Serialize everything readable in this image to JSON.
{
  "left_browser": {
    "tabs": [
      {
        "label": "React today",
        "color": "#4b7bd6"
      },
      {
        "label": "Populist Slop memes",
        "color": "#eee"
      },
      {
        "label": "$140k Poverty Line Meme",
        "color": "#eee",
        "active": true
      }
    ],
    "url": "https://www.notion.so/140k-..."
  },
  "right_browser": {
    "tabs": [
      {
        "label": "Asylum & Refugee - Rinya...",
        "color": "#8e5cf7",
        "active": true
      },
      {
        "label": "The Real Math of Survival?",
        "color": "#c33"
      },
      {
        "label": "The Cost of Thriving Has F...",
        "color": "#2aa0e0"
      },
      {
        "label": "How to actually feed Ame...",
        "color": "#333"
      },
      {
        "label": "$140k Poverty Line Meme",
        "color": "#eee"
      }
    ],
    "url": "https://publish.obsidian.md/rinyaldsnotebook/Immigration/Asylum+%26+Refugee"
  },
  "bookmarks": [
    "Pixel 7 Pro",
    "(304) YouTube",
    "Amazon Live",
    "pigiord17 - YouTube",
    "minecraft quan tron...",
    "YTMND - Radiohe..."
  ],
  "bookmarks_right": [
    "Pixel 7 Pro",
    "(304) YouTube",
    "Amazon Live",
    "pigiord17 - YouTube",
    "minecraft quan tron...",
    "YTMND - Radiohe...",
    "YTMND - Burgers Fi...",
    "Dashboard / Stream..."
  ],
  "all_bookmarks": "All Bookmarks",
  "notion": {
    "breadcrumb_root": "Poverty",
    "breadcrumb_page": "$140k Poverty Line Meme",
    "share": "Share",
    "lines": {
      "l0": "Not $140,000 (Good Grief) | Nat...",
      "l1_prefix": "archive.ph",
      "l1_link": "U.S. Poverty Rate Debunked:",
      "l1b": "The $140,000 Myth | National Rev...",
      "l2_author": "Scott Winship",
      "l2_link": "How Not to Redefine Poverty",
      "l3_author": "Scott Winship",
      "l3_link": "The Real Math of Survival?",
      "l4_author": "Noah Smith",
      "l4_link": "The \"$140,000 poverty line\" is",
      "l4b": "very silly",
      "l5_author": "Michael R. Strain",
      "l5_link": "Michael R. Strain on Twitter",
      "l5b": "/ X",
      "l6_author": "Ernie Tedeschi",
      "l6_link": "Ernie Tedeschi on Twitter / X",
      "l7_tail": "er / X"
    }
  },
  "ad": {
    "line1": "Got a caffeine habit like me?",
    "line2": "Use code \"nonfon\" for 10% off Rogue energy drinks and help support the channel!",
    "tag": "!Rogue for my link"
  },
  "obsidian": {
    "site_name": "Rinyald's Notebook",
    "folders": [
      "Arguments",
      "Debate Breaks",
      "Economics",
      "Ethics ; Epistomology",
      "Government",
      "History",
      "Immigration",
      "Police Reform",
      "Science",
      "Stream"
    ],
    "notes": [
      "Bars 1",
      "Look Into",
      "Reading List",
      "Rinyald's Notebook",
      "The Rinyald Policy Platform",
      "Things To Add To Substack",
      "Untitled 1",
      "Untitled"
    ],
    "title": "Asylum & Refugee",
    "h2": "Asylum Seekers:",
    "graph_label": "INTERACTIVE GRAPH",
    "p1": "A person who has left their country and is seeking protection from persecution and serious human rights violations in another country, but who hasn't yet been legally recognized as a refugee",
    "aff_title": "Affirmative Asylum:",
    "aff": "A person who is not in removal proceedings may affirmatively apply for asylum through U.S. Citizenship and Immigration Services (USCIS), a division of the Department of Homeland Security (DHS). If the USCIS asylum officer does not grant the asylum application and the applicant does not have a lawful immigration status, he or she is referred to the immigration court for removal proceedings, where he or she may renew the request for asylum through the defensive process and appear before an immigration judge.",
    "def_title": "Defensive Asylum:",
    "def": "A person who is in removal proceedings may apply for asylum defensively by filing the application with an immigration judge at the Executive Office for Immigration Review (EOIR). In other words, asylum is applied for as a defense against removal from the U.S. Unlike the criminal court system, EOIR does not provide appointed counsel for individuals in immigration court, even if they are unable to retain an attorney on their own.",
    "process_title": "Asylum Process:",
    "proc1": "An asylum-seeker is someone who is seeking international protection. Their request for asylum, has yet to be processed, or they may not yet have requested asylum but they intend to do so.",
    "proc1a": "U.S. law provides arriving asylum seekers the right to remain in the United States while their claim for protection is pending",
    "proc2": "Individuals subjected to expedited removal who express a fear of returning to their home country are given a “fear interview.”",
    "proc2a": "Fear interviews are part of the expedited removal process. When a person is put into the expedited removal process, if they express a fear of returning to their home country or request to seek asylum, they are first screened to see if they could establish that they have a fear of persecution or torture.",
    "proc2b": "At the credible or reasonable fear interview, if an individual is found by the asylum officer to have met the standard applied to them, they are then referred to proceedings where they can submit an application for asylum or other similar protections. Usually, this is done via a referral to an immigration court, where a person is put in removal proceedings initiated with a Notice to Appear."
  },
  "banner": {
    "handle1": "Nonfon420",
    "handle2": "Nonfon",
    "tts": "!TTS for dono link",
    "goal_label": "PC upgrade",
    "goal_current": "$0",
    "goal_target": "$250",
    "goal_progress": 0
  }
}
-.-.-
Exercise brief: Using the data above, copy each line that contains "Rogue".

Written reply:
    "line2": "Use code \"nonfon\" for 10% off Rogue energy drinks and help support the channel!",
    "tag": "!Rogue for my link"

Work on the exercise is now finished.